[Raw records]
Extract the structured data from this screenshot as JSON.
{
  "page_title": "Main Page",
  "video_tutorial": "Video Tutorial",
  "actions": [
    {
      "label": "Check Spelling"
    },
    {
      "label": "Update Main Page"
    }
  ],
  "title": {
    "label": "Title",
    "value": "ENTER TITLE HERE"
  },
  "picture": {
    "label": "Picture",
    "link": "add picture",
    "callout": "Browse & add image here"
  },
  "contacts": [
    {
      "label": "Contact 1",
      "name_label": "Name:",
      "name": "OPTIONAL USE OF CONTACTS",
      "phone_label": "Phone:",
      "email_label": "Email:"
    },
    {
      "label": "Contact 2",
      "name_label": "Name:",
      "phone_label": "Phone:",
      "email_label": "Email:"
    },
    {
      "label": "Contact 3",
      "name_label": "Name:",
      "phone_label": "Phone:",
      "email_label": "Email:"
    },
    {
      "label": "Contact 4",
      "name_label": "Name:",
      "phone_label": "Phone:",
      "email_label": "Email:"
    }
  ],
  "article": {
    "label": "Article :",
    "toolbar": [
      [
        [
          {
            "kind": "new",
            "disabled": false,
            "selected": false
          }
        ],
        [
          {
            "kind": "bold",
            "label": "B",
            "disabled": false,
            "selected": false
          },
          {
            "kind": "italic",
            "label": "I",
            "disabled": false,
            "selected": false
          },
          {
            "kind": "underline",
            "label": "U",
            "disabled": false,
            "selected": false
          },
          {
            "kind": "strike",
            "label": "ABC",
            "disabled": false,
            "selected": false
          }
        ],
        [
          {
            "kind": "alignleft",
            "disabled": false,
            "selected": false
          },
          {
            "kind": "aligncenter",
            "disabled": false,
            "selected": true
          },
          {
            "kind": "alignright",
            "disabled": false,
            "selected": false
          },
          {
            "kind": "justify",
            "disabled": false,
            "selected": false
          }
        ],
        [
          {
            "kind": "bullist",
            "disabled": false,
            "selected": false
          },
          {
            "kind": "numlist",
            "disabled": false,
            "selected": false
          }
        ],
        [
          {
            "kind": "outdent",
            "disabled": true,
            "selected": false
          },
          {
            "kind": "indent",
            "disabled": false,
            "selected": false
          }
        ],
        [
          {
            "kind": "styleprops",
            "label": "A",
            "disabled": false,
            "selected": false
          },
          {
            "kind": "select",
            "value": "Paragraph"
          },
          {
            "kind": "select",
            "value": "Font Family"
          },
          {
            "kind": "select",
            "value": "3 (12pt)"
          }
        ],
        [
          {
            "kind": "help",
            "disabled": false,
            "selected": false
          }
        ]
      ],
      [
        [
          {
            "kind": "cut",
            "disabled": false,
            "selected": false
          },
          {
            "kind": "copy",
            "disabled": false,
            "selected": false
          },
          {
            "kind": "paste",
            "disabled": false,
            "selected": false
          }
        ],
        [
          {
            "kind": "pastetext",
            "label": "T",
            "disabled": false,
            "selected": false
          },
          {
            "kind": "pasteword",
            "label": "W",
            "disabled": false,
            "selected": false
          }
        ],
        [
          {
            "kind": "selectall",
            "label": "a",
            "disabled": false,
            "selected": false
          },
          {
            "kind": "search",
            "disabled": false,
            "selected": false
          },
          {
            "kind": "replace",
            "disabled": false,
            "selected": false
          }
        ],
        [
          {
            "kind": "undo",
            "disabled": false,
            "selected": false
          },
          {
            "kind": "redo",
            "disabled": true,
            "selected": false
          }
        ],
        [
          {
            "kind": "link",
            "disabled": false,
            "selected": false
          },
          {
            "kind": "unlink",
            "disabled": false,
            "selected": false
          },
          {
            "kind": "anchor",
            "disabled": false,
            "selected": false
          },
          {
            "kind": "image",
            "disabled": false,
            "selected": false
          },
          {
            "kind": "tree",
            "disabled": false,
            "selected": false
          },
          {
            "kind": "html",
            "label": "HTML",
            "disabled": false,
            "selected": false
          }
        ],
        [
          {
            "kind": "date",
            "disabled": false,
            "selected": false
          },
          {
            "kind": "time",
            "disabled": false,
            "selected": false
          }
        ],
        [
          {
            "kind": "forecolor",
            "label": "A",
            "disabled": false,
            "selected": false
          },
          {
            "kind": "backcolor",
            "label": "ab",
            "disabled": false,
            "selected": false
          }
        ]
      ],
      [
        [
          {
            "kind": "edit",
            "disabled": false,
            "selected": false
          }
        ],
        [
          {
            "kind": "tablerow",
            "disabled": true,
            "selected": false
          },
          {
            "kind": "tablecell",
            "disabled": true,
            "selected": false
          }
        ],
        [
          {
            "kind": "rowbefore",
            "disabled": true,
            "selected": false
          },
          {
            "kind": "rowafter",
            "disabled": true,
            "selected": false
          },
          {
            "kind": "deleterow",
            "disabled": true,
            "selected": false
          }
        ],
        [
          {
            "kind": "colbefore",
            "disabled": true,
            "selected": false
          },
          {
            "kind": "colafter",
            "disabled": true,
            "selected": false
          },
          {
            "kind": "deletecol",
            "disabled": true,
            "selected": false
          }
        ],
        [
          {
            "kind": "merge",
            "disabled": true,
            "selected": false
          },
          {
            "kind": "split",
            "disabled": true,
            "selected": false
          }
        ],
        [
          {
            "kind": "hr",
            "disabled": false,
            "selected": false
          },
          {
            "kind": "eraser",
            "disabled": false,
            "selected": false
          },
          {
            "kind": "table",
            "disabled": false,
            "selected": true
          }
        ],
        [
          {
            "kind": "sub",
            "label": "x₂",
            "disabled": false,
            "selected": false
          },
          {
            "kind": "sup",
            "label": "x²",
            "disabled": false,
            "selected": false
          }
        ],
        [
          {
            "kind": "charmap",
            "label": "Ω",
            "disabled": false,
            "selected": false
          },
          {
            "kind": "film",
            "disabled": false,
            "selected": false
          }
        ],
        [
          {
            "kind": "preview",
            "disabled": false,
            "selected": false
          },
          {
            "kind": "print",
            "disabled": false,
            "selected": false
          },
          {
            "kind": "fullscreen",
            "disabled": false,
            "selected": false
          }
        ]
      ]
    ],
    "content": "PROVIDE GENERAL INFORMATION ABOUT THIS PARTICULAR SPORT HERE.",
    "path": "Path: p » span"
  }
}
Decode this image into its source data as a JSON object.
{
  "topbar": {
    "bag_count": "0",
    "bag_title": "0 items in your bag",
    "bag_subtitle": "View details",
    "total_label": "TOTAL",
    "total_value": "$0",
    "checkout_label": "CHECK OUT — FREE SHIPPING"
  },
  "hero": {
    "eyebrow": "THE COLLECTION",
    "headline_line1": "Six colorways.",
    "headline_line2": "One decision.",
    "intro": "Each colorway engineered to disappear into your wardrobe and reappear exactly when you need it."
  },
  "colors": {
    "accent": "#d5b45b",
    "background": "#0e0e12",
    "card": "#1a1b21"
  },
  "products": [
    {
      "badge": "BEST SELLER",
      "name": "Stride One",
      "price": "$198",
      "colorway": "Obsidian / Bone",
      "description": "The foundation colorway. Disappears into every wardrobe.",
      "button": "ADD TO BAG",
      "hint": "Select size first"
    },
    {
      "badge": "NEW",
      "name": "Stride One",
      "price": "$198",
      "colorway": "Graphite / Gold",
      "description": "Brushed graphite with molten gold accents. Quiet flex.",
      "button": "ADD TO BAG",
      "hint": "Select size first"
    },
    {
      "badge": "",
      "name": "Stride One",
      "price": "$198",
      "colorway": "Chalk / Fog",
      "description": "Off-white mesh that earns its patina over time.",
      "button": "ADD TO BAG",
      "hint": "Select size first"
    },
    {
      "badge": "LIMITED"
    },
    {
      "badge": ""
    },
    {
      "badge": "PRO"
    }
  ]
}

**WHAT TO DO:**
Retype the records that precede this task, keeping them exactly the same.

**RESPONSE FOR THIS EXERCISE:**
Extract the structured data from this screenshot as JSON.
{
  "page_title": "Main Page",
  "video_tutorial": "Video Tutorial",
  "actions": [
    {
      "label": "Check Spelling"
    },
    {
      "label": "Update Main Page"
    }
  ],
  "title": {
    "label": "Title",
    "value": "ENTER TITLE HERE"
  },
  "picture": {
    "label": "Picture",
    "link": "add picture",
    "callout": "Browse & add image here"
  },
  "contacts": [
    {
      "label": "Contact 1",
      "name_label": "Name:",
      "name": "OPTIONAL USE OF CONTACTS",
      "phone_label": "Phone:",
      "email_label": "Email:"
    },
    {
      "label": "Contact 2",
      "name_label": "Name:",
      "phone_label": "Phone:",
      "email_label": "Email:"
    },
    {
      "label": "Contact 3",
      "name_label": "Name:",
      "phone_label": "Phone:",
      "email_label": "Email:"
    },
    {
      "label": "Contact 4",
      "name_label": "Name:",
      "phone_label": "Phone:",
      "email_label": "Email:"
    }
  ],
  "article": {
    "label": "Article :",
    "toolbar": [
      [
        [
          {
            "kind": "new",
            "disabled": false,
            "selected": false
          }
        ],
        [
          {
            "kind": "bold",
            "label": "B",
            "disabled": false,
            "selected": false
          },
          {
            "kind": "italic",
            "label": "I",
            "disabled": false,
            "selected": false
          },
          {
            "kind": "underline",
            "label": "U",
            "disabled": false,
            "selected": false
          },
          {
            "kind": "strike",
            "label": "ABC",
            "disabled": false,
            "selected": false
          }
        ],
        [
          {
            "kind": "alignleft",
            "disabled": false,
            "selected": false
          },
          {
            "kind": "aligncenter",
            "disabled": false,
            "selected": true
          },
          {
            "kind": "alignright",
            "disabled": false,
            "selected": false
          },
          {
            "kind": "justify",
            "disabled": false,
            "selected": false
          }
        ],
        [
          {
            "kind": "bullist",
            "disabled": false,
            "selected": false
          },
          {
            "kind": "numlist",
            "disabled": false,
            "selected": false
          }
        ],
        [
          {
            "kind": "outdent",
            "disabled": true,
            "selected": false
          },
          {
            "kind": "indent",
            "disabled": false,
            "selected": false
          }
        ],
        [
          {
            "kind": "styleprops",
            "label": "A",
            "disabled": false,
            "selected": false
          },
          {
            "kind": "select",
            "value": "Paragraph"
          },
          {
            "kind": "select",
            "value": "Font Family"
          },
          {
            "kind": "select",
            "value": "3 (12pt)"
          }
        ],
        [
          {
            "kind": "help",
            "disabled": false,
            "selected": false
          }
        ]
      ],
      [
        [
          {
            "kind": "cut",
            "disabled": false,
            "selected": false
          },
          {
            "kind": "copy",
            "disabled": false,
            "selected": false
          },
          {
            "kind": "paste",
            "disabled": false,
            "selected": false
          }
        ],
        [
          {
            "kind": "pastetext",
            "label": "T",
            "disabled": false,
            "selected": false
          },
          {
            "kind": "pasteword",
            "label": "W",
            "disabled": false,
            "selected": false
          }
        ],
        [
          {
            "kind": "selectall",
            "label": "a",
            "disabled": false,
            "selected": false
          },
          {
            "kind": "search",
            "disabled": false,
            "selected": false
          },
          {
            "kind": "replace",
            "disabled": false,
            "selected": false
          }
        ],
        [
          {
            "kind": "undo",
            "disabled": false,
            "selected": false
          },
          {
            "kind": "redo",
            "disabled": true,
            "selected": false
          }
        ],
        [
          {
            "kind": "link",
            "disabled": false,
            "selected": false
          },
          {
            "kind": "unlink",
            "disabled": false,
            "selected": false
          },
          {
            "kind": "anchor",
            "disabled": false,
            "selected": false
          },
          {
            "kind": "image",
            "disabled": false,
            "selected": false
          },
          {
            "kind": "tree",
            "disabled": false,
            "selected": false
          },
          {
            "kind": "html",
            "label": "HTML",
            "disabled": false,
            "selected": false
          }
        ],
        [
          {
            "kind": "date",
            "disabled": false,
            "selected": false
          },
          {
            "kind": "time",
            "disabled": false,
            "selected": false
          }
        ],
        [
          {
            "kind": "forecolor",
            "label": "A",
            "disabled": false,
            "selected": false
          },
          {
            "kind": "backcolor",
            "label": "ab",
            "disabled": false,
            "selected": false
          }
        ]
      ],
      [
        [
          {
            "kind": "edit",
            "disabled": false,
            "selected": false
          }
        ],
        [
          {
            "kind": "tablerow",
            "disabled": true,
            "selected": false
          },
          {
            "kind": "tablecell",
            "disabled": true,
            "selected": false
          }
        ],
        [
          {
            "kind": "rowbefore",
            "disabled": true,
            "selected": false
          },
          {
            "kind": "rowafter",
            "disabled": true,
            "selected": false
          },
          {
            "kind": "deleterow",
            "disabled": true,
            "selected": false
          }
        ],
        [
          {
            "kind": "colbefore",
            "disabled": true,
            "selected": false
          },
          {
            "kind": "colafter",
            "disabled": true,
            "selected": false
          },
          {
            "kind": "deletecol",
            "disabled": true,
            "selected": false
          }
        ],
        [
          {
            "kind": "merge",
            "disabled": true,
            "selected": false
          },
          {
            "kind": "split",
            "disabled": true,
            "selected": false
          }
        ],
        [
          {
            "kind": "hr",
            "disabled": false,
            "selected": false
          },
          {
            "kind": "eraser",
            "disabled": false,
            "selected": false
          },
          {
            "kind": "table",
            "disabled": false,
            "selected": true
          }
        ],
        [
          {
            "kind": "sub",
            "label": "x₂",
            "disabled": false,
            "selected": false
          },
          {
            "kind": "sup",
            "label": "x²",
            "disabled": false,
            "selected": false
          }
        ],
        [
          {
            "kind": "charmap",
            "label": "Ω",
            "disabled": false,
            "selected": false
          },
          {
            "kind": "film",
            "disabled": false,
            "selected": false
          }
        ],
        [
          {
            "kind": "preview",
            "disabled": false,
            "selected": false
          },
          {
            "kind": "print",
            "disabled": false,
            "selected": false
          },
          {
            "kind": "fullscreen",
            "disabled": false,
            "selected": false
          }
        ]
      ]
    ],
    "content": "PROVIDE GENERAL INFORMATION ABOUT THIS PARTICULAR SPORT HERE.",
    "path": "Path: p » span"
  }
}
Decode this image into its source data as a JSON object.
{
  "topbar": {
    "bag_count": "0",
    "bag_title": "0 items in your bag",
    "bag_subtitle": "View details",
    "total_label": "TOTAL",
    "total_value": "$0",
    "checkout_label": "CHECK OUT — FREE SHIPPING"
  },
  "hero": {
    "eyebrow": "THE COLLECTION",
    "headline_line1": "Six colorways.",
    "headline_line2": "One decision.",
    "intro": "Each colorway engineered to disappear into your wardrobe and reappear exactly when you need it."
  },
  "colors": {
    "accent": "#d5b45b",
    "background": "#0e0e12",
    "card": "#1a1b21"
  },
  "products": [
    {
      "badge": "BEST SELLER",
      "name": "Stride One",
      "price": "$198",
      "colorway": "Obsidian / Bone",
      "description": "The foundation colorway. Disappears into every wardrobe.",
      "button": "ADD TO BAG",
      "hint": "Select size first"
    },
    {
      "badge": "NEW",
      "name": "Stride One",
      "price": "$198",
      "colorway": "Graphite / Gold",
      "description": "Brushed graphite with molten gold accents. Quiet flex.",
      "button": "ADD TO BAG",
      "hint": "Select size first"
    },
    {
      "badge": "",
      "name": "Stride One",
      "price": "$198",
      "colorway": "Chalk / Fog",
      "description": "Off-white mesh that earns its patina over time.",
      "button": "ADD TO BAG",
      "hint": "Select size first"
    },
    {
      "badge": "LIMITED"
    },
    {
      "badge": ""
    },
    {
      "badge": "PRO"
    }
  ]
}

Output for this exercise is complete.